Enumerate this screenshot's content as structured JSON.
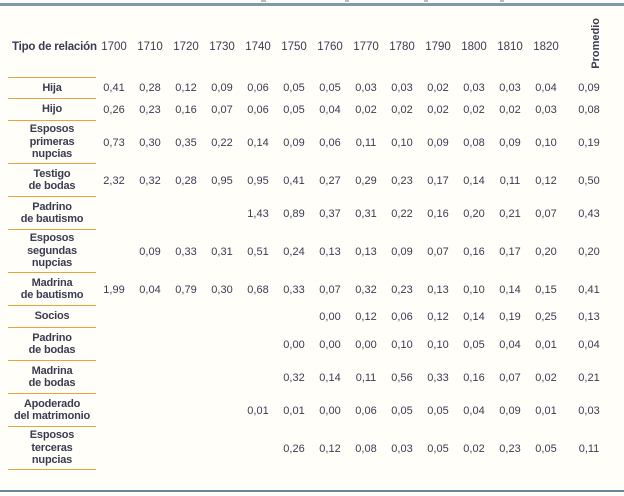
{
  "page": {
    "background": "#FFFEF9",
    "top_rule_color": "#7E99A7",
    "bottom_rule_color": "#64899A",
    "accent_line_color": "#EBA33F",
    "text_color": "#3B3B52"
  },
  "table": {
    "header": {
      "relation_label": "Tipo de relación",
      "years": [
        "1700",
        "1710",
        "1720",
        "1730",
        "1740",
        "1750",
        "1760",
        "1770",
        "1780",
        "1790",
        "1800",
        "1810",
        "1820"
      ],
      "average_label": "Promedio"
    },
    "rows": [
      {
        "label_lines": [
          "Hija"
        ],
        "values": [
          "0,41",
          "0,28",
          "0,12",
          "0,09",
          "0,06",
          "0,05",
          "0,05",
          "0,03",
          "0,03",
          "0,02",
          "0,03",
          "0,03",
          "0,04"
        ],
        "average": "0,09"
      },
      {
        "label_lines": [
          "Hijo"
        ],
        "values": [
          "0,26",
          "0,23",
          "0,16",
          "0,07",
          "0,06",
          "0,05",
          "0,04",
          "0,02",
          "0,02",
          "0,02",
          "0,02",
          "0,02",
          "0,03"
        ],
        "average": "0,08"
      },
      {
        "label_lines": [
          "Esposos",
          "primeras",
          "nupcias"
        ],
        "values": [
          "0,73",
          "0,30",
          "0,35",
          "0,22",
          "0,14",
          "0,09",
          "0,06",
          "0,11",
          "0,10",
          "0,09",
          "0,08",
          "0,09",
          "0,10"
        ],
        "average": "0,19"
      },
      {
        "label_lines": [
          "Testigo",
          "de bodas"
        ],
        "values": [
          "2,32",
          "0,32",
          "0,28",
          "0,95",
          "0,95",
          "0,41",
          "0,27",
          "0,29",
          "0,23",
          "0,17",
          "0,14",
          "0,11",
          "0,12"
        ],
        "average": "0,50"
      },
      {
        "label_lines": [
          "Padrino",
          "de bautismo"
        ],
        "values": [
          "",
          "",
          "",
          "",
          "1,43",
          "0,89",
          "0,37",
          "0,31",
          "0,22",
          "0,16",
          "0,20",
          "0,21",
          "0,07"
        ],
        "average": "0,43"
      },
      {
        "label_lines": [
          "Esposos",
          "segundas",
          "nupcias"
        ],
        "values": [
          "",
          "0,09",
          "0,33",
          "0,31",
          "0,51",
          "0,24",
          "0,13",
          "0,13",
          "0,09",
          "0,07",
          "0,16",
          "0,17",
          "0,20"
        ],
        "average": "0,20"
      },
      {
        "label_lines": [
          "Madrina",
          "de bautismo"
        ],
        "values": [
          "1,99",
          "0,04",
          "0,79",
          "0,30",
          "0,68",
          "0,33",
          "0,07",
          "0,32",
          "0,23",
          "0,13",
          "0,10",
          "0,14",
          "0,15"
        ],
        "average": "0,41"
      },
      {
        "label_lines": [
          "Socios"
        ],
        "values": [
          "",
          "",
          "",
          "",
          "",
          "",
          "0,00",
          "0,12",
          "0,06",
          "0,12",
          "0,14",
          "0,19",
          "0,25"
        ],
        "average": "0,13"
      },
      {
        "label_lines": [
          "Padrino",
          "de bodas"
        ],
        "values": [
          "",
          "",
          "",
          "",
          "",
          "0,00",
          "0,00",
          "0,00",
          "0,10",
          "0,10",
          "0,05",
          "0,04",
          "0,01"
        ],
        "average": "0,04"
      },
      {
        "label_lines": [
          "Madrina",
          "de bodas"
        ],
        "values": [
          "",
          "",
          "",
          "",
          "",
          "0,32",
          "0,14",
          "0,11",
          "0,56",
          "0,33",
          "0,16",
          "0,07",
          "0,02"
        ],
        "average": "0,21"
      },
      {
        "label_lines": [
          "Apoderado",
          "del matrimonio"
        ],
        "values": [
          "",
          "",
          "",
          "",
          "0,01",
          "0,01",
          "0,00",
          "0,06",
          "0,05",
          "0,05",
          "0,04",
          "0,09",
          "0,01"
        ],
        "average": "0,03"
      },
      {
        "label_lines": [
          "Esposos",
          "terceras",
          "nupcias"
        ],
        "values": [
          "",
          "",
          "",
          "",
          "",
          "0,26",
          "0,12",
          "0,08",
          "0,03",
          "0,05",
          "0,02",
          "0,23",
          "0,05"
        ],
        "average": "0,11"
      }
    ]
  }
}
════
Transcribe the material exactly, and leave out whatever pictures it holds.

**Solution to this exercise:**
Enumerate this screenshot's content as structured JSON.
{
  "page": {
    "background": "#FFFEF9",
    "top_rule_color": "#7E99A7",
    "bottom_rule_color": "#64899A",
    "accent_line_color": "#EBA33F",
    "text_color": "#3B3B52"
  },
  "table": {
    "header": {
      "relation_label": "Tipo de relación",
      "years": [
        "1700",
        "1710",
        "1720",
        "1730",
        "1740",
        "1750",
        "1760",
        "1770",
        "1780",
        "1790",
        "1800",
        "1810",
        "1820"
      ],
      "average_label": "Promedio"
    },
    "rows": [
      {
        "label_lines": [
          "Hija"
        ],
        "values": [
          "0,41",
          "0,28",
          "0,12",
          "0,09",
          "0,06",
          "0,05",
          "0,05",
          "0,03",
          "0,03",
          "0,02",
          "0,03",
          "0,03",
          "0,04"
        ],
        "average": "0,09"
      },
      {
        "label_lines": [
          "Hijo"
        ],
        "values": [
          "0,26",
          "0,23",
          "0,16",
          "0,07",
          "0,06",
          "0,05",
          "0,04",
          "0,02",
          "0,02",
          "0,02",
          "0,02",
          "0,02",
          "0,03"
        ],
        "average": "0,08"
      },
      {
        "label_lines": [
          "Esposos",
          "primeras",
          "nupcias"
        ],
        "values": [
          "0,73",
          "0,30",
          "0,35",
          "0,22",
          "0,14",
          "0,09",
          "0,06",
          "0,11",
          "0,10",
          "0,09",
          "0,08",
          "0,09",
          "0,10"
        ],
        "average": "0,19"
      },
      {
        "label_lines": [
          "Testigo",
          "de bodas"
        ],
        "values": [
          "2,32",
          "0,32",
          "0,28",
          "0,95",
          "0,95",
          "0,41",
          "0,27",
          "0,29",
          "0,23",
          "0,17",
          "0,14",
          "0,11",
          "0,12"
        ],
        "average": "0,50"
      },
      {
        "label_lines": [
          "Padrino",
          "de bautismo"
        ],
        "values": [
          "",
          "",
          "",
          "",
          "1,43",
          "0,89",
          "0,37",
          "0,31",
          "0,22",
          "0,16",
          "0,20",
          "0,21",
          "0,07"
        ],
        "average": "0,43"
      },
      {
        "label_lines": [
          "Esposos",
          "segundas",
          "nupcias"
        ],
        "values": [
          "",
          "0,09",
          "0,33",
          "0,31",
          "0,51",
          "0,24",
          "0,13",
          "0,13",
          "0,09",
          "0,07",
          "0,16",
          "0,17",
          "0,20"
        ],
        "average": "0,20"
      },
      {
        "label_lines": [
          "Madrina",
          "de bautismo"
        ],
        "values": [
          "1,99",
          "0,04",
          "0,79",
          "0,30",
          "0,68",
          "0,33",
          "0,07",
          "0,32",
          "0,23",
          "0,13",
          "0,10",
          "0,14",
          "0,15"
        ],
        "average": "0,41"
      },
      {
        "label_lines": [
          "Socios"
        ],
        "values": [
          "",
          "",
          "",
          "",
          "",
          "",
          "0,00",
          "0,12",
          "0,06",
          "0,12",
          "0,14",
          "0,19",
          "0,25"
        ],
        "average": "0,13"
      },
      {
        "label_lines": [
          "Padrino",
          "de bodas"
        ],
        "values": [
          "",
          "",
          "",
          "",
          "",
          "0,00",
          "0,00",
          "0,00",
          "0,10",
          "0,10",
          "0,05",
          "0,04",
          "0,01"
        ],
        "average": "0,04"
      },
      {
        "label_lines": [
          "Madrina",
          "de bodas"
        ],
        "values": [
          "",
          "",
          "",
          "",
          "",
          "0,32",
          "0,14",
          "0,11",
          "0,56",
          "0,33",
          "0,16",
          "0,07",
          "0,02"
        ],
        "average": "0,21"
      },
      {
        "label_lines": [
          "Apoderado",
          "del matrimonio"
        ],
        "values": [
          "",
          "",
          "",
          "",
          "0,01",
          "0,01",
          "0,00",
          "0,06",
          "0,05",
          "0,05",
          "0,04",
          "0,09",
          "0,01"
        ],
        "average": "0,03"
      },
      {
        "label_lines": [
          "Esposos",
          "terceras",
          "nupcias"
        ],
        "values": [
          "",
          "",
          "",
          "",
          "",
          "0,26",
          "0,12",
          "0,08",
          "0,03",
          "0,05",
          "0,02",
          "0,23",
          "0,05"
        ],
        "average": "0,11"
      }
    ]
  }
}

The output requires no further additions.